Frozen Screen: Why Are Progressives So Reluctant to Engage With Gaming?

by Simon Saunders

24 March 2017

There is a quite astonishing linguistic, cultural and technological divide in how different sections of British society consume culture in modern-day Britain, and it started with the release of the Commodore 64 in 1982.

For adults of the time the C64, a genuine personal computer, was intensely exciting technology — the first bit of kit that could be afforded by a broad swathe of the population, the first time people could begin to code their own programmes, the opening of the door to everything we know today as modern technology.

At the time I was one year old, and I am, as near as it gets, among the oldest of those who grew up with home computers and games as an unquestioned, normal part of life — I don’t remember a time without them. An early, vivid memory is of playing Lunar Lander aged five and furiously shouting as my 25-odd pixel ‘spaceship’ crashed yet again.

In a society where, as with film, our biggest games are all variations on a franchise number, I learned what an ICBM was from playing Civilization, problem-solving skills from Lemmings, old sci-fi tropes from UFO: Enemy Unknown. From day one, my chubby kiddie digits were learning the language of games, in a different way from earlier generations who had to go out and find an arcade as teenagers, and wait their turn on a hulking machine taller than they were.

A little under 30 years later, I watched Charlie Brooker trying to explain to Jon Snow, then aged 66 and possibly the best-known name in British newscasting, how to make Hulk Smash in a kiddie’s game — and utterly failing.
——————————
THE REQUEST: Return, word for word, the stretch of the gaming article above from "A little under" through "and utterly failing.".
——————————
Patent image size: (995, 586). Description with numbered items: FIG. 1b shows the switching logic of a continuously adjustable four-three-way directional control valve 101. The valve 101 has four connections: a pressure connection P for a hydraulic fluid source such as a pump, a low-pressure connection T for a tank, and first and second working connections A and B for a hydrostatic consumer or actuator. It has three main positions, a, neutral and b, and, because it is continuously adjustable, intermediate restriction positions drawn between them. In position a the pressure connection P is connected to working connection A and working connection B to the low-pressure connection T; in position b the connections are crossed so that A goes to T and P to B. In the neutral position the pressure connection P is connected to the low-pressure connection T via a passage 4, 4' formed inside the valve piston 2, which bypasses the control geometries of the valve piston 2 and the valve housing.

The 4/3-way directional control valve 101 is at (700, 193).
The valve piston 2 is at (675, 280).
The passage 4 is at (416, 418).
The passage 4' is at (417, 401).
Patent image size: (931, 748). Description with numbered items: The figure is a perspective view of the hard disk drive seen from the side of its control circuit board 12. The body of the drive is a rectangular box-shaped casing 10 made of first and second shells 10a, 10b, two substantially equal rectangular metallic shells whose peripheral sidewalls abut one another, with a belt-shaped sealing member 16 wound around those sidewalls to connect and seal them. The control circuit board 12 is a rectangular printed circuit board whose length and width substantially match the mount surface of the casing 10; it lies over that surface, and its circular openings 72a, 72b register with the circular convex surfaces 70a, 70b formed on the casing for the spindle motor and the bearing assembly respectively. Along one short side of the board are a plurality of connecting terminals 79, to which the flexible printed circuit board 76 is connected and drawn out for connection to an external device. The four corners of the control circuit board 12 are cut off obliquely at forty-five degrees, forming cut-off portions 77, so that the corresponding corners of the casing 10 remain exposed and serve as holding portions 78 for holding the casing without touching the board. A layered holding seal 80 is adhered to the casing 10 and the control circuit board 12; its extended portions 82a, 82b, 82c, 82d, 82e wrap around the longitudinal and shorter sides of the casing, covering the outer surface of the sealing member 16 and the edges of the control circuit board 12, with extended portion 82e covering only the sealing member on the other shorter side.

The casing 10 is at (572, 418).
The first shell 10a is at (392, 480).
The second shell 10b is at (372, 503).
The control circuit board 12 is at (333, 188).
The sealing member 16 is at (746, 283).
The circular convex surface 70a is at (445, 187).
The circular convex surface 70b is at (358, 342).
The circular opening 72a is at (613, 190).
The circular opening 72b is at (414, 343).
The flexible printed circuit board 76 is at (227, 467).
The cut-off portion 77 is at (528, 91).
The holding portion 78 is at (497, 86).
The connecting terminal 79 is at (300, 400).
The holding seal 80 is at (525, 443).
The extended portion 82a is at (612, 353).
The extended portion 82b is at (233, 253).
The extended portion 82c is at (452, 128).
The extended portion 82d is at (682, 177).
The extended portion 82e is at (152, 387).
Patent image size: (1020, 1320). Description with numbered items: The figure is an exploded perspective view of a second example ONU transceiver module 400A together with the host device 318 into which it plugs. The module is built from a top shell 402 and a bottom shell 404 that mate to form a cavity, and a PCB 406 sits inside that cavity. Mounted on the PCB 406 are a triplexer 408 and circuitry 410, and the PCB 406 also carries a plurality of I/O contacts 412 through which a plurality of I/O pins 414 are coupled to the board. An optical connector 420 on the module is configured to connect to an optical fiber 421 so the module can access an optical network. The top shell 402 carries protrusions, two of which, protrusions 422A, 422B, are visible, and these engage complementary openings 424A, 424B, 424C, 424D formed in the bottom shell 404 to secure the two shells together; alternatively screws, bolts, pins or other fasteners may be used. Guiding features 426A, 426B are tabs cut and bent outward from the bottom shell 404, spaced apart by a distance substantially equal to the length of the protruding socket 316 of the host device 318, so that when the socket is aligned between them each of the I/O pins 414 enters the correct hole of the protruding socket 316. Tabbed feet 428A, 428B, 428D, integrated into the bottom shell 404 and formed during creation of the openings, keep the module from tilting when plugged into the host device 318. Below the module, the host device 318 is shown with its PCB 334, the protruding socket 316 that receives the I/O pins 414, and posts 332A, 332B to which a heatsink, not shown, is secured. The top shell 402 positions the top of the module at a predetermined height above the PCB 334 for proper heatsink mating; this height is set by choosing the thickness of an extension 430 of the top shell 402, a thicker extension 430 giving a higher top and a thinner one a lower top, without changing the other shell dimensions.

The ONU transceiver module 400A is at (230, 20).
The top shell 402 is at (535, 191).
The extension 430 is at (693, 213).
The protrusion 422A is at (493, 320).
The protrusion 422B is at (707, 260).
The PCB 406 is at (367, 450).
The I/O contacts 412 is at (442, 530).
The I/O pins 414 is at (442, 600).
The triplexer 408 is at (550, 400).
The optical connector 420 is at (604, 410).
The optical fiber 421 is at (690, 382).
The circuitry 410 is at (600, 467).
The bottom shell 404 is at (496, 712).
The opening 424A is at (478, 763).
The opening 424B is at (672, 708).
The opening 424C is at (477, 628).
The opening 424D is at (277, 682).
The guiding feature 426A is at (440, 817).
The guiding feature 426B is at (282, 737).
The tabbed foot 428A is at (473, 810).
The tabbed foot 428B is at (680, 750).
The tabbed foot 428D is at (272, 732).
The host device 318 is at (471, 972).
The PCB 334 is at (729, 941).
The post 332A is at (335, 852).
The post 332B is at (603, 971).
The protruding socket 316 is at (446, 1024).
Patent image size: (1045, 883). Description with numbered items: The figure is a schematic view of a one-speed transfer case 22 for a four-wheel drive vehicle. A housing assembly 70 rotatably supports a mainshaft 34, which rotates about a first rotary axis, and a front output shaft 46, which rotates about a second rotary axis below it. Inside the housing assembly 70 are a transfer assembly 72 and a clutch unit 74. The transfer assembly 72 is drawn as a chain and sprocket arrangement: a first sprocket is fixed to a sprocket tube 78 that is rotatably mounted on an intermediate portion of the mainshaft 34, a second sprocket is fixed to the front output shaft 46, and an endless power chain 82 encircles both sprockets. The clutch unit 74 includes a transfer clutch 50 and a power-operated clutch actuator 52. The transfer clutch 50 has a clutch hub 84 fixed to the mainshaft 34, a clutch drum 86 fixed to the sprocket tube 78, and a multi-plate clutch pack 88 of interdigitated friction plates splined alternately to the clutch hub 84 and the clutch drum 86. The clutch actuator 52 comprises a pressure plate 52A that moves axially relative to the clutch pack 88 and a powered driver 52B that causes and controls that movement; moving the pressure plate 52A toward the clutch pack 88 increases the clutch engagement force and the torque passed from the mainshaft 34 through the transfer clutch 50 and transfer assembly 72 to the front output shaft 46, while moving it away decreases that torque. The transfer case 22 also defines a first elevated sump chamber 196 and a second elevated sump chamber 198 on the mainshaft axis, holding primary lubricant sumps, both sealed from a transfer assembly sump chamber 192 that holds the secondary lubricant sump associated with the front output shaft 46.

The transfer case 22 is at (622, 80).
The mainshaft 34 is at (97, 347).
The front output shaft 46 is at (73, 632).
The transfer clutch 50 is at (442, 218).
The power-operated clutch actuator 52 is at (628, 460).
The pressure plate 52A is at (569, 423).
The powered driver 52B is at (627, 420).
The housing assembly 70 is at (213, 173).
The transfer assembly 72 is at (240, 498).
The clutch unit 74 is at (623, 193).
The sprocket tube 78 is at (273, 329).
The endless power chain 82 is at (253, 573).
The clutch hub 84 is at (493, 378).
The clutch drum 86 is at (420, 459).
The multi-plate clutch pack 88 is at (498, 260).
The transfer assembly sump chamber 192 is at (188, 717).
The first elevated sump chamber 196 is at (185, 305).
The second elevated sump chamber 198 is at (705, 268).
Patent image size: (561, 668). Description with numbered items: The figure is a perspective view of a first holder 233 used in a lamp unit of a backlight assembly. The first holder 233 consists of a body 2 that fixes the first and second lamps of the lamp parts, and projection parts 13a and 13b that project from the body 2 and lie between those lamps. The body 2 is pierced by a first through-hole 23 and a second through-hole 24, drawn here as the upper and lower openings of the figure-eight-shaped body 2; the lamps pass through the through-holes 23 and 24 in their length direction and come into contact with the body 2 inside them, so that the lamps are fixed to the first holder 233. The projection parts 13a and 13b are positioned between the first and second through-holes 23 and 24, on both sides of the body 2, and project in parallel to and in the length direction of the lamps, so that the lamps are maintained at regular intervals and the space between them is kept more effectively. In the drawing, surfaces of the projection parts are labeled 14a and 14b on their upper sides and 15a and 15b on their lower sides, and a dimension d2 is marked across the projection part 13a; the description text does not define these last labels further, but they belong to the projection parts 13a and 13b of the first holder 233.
——————————
SOLUTION TO THIS EXERCISE:
A little under 30 years later, I watched Charlie Brooker trying to explain to Jon Snow, then aged 66 and possibly the best-known name in British newscasting, how to make Hulk Smash in a kiddie’s game — and utterly failing.